- **GOAL**: Collect the lines of the entries where "PCiF" shows up.

[Dataset rows about figures]

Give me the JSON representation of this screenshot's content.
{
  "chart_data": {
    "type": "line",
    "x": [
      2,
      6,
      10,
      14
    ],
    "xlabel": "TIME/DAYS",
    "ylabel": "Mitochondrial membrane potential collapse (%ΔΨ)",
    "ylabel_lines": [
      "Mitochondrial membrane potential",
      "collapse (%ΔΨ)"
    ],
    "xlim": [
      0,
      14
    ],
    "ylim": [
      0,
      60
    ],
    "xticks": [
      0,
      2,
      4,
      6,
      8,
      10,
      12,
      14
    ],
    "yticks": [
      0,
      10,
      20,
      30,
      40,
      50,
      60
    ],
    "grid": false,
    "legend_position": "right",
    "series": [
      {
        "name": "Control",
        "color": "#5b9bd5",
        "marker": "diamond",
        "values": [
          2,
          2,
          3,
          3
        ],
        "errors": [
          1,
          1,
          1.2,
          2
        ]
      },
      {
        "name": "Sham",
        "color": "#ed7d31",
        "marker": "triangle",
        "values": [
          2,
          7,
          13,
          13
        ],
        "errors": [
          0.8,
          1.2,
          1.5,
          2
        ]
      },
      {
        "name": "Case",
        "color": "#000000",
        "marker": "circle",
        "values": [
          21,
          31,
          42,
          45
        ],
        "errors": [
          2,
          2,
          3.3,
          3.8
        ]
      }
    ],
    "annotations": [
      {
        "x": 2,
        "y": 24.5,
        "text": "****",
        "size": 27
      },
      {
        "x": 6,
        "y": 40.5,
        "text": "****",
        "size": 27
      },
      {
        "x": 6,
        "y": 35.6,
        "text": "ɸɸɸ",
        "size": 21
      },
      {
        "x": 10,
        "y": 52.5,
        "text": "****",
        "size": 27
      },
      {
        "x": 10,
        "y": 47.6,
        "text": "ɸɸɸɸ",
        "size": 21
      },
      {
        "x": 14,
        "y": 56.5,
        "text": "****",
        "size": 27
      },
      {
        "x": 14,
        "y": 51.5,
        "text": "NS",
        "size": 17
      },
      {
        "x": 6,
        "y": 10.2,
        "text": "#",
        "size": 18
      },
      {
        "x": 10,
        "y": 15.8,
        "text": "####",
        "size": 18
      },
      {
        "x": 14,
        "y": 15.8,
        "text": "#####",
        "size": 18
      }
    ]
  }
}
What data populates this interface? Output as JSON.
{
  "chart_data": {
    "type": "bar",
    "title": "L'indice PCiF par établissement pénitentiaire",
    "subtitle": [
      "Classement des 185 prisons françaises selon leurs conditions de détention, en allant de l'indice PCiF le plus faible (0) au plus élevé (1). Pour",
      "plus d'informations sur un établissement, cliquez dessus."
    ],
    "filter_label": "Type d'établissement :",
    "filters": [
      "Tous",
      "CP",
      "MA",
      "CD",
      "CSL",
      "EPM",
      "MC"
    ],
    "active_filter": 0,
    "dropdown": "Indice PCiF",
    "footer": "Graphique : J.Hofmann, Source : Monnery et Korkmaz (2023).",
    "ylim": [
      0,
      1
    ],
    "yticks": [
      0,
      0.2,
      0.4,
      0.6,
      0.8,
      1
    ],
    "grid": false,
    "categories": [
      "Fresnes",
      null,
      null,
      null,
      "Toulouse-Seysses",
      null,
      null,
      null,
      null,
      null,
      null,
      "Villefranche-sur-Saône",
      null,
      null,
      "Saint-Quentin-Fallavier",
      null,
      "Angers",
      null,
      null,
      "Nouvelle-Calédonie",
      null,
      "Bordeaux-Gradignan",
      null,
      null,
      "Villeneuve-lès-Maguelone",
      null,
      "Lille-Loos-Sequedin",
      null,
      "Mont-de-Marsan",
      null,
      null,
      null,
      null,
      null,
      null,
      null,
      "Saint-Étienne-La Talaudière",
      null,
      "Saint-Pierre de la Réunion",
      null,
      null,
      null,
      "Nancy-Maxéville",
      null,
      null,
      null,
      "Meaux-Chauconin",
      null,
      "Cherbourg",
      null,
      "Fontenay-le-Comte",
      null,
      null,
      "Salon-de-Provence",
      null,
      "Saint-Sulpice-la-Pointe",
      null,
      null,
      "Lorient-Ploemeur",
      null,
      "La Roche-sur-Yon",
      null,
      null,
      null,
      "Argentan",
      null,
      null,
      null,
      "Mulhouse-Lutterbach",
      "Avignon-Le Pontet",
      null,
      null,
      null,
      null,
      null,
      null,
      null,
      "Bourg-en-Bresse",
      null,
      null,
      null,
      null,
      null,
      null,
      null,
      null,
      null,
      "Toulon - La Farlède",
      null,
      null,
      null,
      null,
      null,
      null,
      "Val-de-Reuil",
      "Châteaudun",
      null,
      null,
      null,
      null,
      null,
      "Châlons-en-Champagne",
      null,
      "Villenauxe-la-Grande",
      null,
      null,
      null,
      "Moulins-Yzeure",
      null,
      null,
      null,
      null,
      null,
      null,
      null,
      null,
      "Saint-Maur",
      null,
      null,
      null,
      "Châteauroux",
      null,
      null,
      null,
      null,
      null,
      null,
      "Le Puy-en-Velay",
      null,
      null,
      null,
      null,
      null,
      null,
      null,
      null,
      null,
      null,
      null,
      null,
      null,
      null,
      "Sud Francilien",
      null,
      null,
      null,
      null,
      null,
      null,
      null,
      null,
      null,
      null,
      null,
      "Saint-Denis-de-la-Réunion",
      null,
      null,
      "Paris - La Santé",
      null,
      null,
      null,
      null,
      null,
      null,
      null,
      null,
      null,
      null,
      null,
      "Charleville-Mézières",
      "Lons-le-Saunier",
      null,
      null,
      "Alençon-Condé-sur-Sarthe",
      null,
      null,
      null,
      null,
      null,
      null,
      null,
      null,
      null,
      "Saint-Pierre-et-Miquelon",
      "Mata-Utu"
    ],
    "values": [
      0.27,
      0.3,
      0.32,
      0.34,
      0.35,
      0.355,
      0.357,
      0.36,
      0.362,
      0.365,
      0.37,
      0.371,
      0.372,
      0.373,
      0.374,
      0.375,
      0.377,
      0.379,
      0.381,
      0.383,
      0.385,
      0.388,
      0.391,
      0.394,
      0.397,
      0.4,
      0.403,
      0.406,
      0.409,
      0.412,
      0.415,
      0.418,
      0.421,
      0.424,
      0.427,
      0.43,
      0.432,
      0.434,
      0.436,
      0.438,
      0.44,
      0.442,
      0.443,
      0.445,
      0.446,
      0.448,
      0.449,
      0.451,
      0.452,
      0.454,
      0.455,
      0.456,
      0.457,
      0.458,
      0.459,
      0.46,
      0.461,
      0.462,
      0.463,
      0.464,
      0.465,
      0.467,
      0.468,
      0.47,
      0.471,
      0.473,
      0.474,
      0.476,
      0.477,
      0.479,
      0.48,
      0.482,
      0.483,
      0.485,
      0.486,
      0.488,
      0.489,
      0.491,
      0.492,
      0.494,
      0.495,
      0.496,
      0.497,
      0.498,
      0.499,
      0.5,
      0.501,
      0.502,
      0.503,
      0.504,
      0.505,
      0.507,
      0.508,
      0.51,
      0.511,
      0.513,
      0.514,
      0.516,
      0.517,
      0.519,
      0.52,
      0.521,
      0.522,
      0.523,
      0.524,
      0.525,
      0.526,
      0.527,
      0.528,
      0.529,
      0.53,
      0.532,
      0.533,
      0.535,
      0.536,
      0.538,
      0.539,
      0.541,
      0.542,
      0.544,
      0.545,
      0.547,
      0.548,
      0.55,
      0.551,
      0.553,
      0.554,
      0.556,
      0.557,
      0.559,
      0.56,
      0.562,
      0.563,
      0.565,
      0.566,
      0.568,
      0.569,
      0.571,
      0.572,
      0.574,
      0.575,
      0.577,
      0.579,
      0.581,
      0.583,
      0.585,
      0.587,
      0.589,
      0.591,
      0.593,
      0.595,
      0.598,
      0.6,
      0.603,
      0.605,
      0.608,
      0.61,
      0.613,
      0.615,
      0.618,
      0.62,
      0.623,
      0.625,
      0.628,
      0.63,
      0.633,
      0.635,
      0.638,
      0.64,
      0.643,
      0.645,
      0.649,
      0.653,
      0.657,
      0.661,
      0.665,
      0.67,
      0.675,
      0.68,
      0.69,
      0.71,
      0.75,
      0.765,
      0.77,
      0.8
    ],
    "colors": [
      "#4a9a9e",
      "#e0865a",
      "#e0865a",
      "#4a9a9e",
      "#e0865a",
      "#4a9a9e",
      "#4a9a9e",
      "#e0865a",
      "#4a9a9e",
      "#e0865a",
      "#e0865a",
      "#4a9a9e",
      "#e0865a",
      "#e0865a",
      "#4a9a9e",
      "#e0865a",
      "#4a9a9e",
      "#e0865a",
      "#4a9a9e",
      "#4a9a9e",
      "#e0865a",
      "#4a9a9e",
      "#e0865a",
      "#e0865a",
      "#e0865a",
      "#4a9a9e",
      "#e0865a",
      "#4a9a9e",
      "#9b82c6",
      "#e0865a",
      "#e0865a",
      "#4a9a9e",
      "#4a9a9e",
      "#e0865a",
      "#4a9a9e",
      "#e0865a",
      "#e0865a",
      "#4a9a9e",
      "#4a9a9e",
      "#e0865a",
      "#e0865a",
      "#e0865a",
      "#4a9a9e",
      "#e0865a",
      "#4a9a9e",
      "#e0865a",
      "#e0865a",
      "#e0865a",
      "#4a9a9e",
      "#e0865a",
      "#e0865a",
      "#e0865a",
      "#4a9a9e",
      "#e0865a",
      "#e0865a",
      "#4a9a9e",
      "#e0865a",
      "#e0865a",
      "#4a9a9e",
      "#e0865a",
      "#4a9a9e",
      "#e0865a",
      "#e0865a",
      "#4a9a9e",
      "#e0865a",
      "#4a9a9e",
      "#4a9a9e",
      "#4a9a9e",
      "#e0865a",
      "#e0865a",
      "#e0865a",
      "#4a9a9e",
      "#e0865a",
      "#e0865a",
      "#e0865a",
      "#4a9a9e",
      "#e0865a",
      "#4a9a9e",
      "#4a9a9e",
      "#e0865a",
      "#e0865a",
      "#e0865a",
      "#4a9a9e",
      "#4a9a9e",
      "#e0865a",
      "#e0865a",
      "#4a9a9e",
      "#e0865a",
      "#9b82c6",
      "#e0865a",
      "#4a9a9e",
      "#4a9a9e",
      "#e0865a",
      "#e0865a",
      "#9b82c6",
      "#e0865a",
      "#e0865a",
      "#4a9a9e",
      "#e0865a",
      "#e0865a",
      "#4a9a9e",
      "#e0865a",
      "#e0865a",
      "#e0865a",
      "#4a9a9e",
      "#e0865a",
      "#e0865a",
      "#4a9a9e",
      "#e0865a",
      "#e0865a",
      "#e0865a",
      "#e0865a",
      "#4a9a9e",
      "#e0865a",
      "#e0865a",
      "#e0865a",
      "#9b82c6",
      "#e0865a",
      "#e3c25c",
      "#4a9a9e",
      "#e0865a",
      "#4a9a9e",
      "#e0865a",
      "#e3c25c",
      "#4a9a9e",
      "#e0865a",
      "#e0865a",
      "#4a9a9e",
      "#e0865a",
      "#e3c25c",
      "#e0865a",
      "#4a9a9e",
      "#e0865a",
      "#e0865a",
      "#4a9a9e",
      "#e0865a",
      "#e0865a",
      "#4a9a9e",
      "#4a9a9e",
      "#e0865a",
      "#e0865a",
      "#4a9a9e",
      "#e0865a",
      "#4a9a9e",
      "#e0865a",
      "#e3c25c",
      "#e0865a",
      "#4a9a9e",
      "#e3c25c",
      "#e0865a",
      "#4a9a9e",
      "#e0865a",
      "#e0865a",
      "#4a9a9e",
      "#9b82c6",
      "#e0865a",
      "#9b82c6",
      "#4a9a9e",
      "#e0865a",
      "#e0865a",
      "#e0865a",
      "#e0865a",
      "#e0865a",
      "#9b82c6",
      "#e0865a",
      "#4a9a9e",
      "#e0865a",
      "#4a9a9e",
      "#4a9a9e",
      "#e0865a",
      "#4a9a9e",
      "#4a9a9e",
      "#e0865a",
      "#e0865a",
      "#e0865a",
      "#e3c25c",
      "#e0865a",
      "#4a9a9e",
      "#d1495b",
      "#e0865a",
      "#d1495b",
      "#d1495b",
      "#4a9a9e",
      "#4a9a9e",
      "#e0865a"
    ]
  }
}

- **SOLUTION BELOW**:
    "title": "L'indice PCiF par établissement pénitentiaire",
      "Classement des 185 prisons françaises selon leurs conditions de détention, en allant de l'indice PCiF le plus faible (0) au plus élevé (1). Pour",
    "dropdown": "Indice PCiF",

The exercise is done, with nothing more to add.